### Written instruction
Establish how many lines in the material include the string "this" and report it as a lone number.
++++ Supplied entries ++++
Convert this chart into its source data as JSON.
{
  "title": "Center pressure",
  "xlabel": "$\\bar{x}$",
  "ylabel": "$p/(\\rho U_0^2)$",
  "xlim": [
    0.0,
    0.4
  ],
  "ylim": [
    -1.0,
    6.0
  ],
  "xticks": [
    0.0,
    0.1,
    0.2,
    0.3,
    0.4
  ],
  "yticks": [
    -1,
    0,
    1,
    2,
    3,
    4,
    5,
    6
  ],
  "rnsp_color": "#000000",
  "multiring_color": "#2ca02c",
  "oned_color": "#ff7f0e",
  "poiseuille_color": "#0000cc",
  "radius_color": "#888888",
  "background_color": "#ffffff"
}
++++
++++ Supplied entries ++++
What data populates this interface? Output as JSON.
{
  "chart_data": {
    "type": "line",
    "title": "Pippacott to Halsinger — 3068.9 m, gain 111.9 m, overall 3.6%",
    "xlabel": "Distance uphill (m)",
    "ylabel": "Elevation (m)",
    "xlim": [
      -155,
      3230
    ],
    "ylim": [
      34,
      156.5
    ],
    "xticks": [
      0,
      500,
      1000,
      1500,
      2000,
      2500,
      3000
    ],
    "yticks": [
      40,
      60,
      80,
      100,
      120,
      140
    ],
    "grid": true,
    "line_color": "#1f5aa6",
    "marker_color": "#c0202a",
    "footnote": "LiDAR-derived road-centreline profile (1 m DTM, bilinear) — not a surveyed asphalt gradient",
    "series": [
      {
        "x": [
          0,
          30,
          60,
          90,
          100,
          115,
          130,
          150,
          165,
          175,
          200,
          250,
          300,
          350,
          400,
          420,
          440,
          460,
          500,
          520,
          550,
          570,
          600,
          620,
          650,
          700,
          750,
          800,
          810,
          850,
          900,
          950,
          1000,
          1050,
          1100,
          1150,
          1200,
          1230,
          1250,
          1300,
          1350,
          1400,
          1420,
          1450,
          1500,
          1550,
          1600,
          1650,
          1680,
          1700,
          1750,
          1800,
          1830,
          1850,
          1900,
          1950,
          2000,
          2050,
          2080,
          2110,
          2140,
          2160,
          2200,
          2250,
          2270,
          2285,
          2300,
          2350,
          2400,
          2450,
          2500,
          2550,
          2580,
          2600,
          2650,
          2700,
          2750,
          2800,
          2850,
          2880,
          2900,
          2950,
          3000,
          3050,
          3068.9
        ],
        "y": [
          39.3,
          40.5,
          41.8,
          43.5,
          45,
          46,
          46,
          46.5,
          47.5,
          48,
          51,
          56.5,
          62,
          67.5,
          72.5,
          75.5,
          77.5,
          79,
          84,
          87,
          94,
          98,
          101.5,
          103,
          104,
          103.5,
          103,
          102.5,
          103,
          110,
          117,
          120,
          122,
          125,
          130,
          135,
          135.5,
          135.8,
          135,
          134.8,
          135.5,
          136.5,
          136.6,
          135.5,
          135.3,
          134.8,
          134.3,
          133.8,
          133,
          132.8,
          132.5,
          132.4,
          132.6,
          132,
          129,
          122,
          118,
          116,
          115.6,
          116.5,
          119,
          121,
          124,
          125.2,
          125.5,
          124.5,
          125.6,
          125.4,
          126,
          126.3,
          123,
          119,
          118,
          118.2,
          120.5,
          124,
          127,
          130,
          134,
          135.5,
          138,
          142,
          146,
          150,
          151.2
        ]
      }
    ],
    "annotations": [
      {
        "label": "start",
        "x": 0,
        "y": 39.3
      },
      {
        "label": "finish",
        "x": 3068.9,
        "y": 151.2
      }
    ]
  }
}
++++
++++ Supplied entries ++++
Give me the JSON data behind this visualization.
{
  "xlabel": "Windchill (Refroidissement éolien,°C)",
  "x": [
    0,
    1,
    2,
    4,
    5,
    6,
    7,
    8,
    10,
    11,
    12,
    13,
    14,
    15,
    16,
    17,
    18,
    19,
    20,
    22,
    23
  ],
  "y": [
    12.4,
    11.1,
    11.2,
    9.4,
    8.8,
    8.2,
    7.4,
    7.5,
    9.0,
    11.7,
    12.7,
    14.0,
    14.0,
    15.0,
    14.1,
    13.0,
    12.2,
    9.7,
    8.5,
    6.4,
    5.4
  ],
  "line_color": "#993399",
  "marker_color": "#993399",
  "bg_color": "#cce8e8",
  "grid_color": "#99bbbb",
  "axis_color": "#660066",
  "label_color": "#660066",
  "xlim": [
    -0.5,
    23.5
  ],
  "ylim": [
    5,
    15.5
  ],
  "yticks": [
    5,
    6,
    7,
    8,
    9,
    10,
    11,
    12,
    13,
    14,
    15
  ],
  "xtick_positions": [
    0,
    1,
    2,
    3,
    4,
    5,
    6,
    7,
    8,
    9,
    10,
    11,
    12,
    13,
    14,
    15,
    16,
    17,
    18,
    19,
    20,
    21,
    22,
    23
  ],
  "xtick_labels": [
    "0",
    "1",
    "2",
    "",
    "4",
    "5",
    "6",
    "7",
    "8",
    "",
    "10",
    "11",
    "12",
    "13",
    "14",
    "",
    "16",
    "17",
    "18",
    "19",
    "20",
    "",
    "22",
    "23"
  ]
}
++++
### The reply
3